● **Working data**:
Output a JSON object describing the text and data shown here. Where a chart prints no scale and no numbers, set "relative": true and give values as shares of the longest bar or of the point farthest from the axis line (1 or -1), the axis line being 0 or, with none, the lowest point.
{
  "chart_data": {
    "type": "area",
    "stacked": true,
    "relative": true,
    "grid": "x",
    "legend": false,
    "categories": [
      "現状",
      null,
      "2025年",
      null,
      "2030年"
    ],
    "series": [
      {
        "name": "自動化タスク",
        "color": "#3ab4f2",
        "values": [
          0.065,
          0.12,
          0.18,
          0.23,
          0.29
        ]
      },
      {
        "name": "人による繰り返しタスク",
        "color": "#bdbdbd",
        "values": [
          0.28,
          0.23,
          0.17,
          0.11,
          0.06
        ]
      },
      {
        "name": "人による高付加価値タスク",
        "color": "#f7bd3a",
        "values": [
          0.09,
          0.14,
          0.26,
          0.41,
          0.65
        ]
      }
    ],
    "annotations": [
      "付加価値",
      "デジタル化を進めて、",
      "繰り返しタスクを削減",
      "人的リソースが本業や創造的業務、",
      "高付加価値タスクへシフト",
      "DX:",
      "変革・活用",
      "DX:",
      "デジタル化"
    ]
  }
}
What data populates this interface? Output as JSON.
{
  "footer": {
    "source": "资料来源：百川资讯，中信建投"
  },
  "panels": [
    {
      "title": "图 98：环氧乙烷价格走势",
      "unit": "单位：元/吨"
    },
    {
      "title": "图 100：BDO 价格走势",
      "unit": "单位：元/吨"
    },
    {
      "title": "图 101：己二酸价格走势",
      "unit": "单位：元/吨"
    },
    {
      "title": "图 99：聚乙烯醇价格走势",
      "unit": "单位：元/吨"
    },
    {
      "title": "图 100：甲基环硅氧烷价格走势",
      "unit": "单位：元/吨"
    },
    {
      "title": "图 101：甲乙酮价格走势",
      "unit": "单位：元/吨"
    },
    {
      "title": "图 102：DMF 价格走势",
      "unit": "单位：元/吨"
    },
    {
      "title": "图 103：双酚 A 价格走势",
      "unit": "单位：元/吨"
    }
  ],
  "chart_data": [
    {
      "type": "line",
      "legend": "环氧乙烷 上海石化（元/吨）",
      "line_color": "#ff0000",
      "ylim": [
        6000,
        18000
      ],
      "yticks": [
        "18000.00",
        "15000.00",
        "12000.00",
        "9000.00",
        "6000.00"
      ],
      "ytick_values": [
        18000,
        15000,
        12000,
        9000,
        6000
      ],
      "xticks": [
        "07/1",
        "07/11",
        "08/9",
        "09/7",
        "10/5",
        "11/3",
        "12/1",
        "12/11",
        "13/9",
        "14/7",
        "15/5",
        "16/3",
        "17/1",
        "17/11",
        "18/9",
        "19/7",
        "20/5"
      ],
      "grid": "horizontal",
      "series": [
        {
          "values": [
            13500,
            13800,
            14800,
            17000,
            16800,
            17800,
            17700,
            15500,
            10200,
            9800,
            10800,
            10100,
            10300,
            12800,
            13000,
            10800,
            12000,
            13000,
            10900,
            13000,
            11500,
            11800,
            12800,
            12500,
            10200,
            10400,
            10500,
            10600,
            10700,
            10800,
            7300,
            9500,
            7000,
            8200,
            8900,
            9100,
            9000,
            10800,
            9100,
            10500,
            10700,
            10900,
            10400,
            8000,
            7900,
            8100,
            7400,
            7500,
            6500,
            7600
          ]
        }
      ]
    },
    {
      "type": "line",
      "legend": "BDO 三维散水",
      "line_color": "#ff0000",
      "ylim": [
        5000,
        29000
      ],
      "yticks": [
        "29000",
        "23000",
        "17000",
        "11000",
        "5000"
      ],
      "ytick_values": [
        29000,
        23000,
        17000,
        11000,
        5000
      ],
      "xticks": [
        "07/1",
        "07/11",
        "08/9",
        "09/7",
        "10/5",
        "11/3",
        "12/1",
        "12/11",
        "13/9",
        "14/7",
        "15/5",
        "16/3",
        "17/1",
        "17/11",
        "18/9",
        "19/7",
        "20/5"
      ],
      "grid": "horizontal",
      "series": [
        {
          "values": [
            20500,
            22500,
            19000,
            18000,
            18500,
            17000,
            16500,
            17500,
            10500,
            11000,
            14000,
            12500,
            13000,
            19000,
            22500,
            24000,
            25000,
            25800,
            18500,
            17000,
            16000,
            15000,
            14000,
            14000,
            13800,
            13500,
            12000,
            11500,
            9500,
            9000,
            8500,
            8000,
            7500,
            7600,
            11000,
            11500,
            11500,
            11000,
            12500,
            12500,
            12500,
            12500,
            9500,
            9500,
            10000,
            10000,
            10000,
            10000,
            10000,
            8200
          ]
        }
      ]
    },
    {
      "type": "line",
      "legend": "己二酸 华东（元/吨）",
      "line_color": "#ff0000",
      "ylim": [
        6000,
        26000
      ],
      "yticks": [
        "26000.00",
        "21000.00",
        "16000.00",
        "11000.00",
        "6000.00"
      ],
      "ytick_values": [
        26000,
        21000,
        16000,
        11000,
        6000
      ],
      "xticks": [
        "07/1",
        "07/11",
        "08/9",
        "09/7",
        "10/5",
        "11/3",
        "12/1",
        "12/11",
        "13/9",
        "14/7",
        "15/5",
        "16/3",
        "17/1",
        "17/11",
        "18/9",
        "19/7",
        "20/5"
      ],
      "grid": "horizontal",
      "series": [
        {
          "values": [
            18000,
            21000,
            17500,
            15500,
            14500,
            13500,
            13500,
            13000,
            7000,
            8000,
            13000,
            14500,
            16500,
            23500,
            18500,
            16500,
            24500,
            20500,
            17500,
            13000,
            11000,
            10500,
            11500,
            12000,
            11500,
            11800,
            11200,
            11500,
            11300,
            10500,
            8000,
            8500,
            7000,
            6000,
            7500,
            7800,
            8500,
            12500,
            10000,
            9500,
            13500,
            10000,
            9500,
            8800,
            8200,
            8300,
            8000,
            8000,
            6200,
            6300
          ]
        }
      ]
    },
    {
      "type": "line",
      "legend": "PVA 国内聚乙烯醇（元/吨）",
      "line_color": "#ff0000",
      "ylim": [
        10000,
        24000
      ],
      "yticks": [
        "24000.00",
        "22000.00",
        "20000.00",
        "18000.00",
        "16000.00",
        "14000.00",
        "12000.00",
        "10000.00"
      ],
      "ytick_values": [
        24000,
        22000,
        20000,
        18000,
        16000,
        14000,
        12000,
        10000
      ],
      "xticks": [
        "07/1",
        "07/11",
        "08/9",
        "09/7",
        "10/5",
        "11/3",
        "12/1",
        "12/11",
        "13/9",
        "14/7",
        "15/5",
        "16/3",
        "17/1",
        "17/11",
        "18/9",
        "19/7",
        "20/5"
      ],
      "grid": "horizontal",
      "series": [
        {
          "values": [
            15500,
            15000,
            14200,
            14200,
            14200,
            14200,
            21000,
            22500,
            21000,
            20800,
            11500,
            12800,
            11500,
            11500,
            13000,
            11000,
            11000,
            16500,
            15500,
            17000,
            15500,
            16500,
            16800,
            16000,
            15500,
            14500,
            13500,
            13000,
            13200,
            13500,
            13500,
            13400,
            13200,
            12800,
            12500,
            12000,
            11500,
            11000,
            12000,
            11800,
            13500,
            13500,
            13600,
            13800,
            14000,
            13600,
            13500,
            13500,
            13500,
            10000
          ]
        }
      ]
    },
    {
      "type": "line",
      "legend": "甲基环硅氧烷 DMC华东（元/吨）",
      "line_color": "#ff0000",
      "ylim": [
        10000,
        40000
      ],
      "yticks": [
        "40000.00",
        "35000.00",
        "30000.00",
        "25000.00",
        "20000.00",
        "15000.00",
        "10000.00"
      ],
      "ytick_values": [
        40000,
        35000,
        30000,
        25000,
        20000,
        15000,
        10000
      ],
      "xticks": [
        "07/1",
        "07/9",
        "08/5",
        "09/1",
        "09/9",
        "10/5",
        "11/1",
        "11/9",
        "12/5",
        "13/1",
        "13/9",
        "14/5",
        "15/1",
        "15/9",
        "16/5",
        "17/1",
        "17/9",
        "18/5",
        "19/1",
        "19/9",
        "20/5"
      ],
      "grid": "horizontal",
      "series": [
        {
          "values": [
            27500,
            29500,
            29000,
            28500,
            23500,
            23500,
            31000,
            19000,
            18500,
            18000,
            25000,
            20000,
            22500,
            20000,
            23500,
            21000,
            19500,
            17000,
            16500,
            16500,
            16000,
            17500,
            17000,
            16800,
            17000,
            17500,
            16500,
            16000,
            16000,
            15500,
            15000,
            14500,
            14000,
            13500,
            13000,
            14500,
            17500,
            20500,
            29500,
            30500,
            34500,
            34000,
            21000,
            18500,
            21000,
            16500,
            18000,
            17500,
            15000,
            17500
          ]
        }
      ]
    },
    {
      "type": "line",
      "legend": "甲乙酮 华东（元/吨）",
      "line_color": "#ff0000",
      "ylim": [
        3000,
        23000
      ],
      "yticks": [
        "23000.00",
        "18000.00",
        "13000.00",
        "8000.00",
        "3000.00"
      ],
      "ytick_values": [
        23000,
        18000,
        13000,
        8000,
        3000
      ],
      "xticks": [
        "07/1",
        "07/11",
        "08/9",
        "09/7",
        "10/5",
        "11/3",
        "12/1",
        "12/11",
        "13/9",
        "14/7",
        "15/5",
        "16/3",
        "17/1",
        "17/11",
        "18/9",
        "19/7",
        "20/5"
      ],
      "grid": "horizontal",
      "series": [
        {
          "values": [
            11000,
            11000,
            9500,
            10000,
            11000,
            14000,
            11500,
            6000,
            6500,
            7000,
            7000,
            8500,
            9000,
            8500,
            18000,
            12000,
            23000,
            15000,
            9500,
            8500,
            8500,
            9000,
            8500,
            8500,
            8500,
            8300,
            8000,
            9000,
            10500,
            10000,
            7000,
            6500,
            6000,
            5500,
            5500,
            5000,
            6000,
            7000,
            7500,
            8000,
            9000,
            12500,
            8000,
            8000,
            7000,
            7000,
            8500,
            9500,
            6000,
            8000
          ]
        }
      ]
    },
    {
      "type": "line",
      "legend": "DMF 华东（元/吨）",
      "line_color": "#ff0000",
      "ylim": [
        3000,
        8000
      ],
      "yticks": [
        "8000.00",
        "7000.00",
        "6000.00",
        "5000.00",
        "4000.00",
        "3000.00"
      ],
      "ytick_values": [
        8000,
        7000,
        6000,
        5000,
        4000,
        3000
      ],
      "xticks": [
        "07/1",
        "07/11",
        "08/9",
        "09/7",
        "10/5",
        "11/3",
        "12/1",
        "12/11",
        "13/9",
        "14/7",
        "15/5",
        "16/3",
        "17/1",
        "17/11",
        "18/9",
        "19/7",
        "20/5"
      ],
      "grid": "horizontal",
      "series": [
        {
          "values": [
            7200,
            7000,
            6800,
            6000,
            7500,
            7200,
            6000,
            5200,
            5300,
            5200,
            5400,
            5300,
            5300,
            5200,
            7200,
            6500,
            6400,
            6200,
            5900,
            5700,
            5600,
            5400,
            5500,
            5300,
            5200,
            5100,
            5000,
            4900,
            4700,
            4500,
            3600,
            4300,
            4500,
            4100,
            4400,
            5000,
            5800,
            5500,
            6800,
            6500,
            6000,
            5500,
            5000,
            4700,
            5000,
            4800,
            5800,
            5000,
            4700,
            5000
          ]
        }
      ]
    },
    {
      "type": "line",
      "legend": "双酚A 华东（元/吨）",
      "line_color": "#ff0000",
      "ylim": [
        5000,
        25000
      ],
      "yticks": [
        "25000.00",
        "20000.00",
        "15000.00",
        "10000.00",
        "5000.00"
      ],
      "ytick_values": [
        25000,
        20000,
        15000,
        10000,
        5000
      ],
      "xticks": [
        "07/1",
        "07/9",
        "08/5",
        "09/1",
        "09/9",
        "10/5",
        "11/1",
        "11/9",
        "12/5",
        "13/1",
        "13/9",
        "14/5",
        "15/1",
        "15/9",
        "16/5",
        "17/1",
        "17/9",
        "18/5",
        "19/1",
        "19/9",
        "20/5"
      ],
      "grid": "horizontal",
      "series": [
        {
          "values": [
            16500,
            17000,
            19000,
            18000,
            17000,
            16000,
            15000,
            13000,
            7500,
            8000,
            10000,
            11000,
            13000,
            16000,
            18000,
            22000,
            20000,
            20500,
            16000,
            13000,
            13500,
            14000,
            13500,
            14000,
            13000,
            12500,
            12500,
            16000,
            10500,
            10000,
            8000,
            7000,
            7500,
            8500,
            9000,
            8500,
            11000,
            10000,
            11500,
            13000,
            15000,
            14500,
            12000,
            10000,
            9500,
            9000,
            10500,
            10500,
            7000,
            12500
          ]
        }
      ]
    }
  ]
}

● **Directive**:
Scan the listing above for the word "Output" and show each line where it is found.

● **Answer below**:
Output a JSON object describing the text and data shown here. Where a chart prints no scale and no numbers, set "relative": true and give values as shares of the longest bar or of the point farthest from the axis line (1 or -1), the axis line being 0 or, with none, the lowest point.
What data populates this interface? Output as JSON.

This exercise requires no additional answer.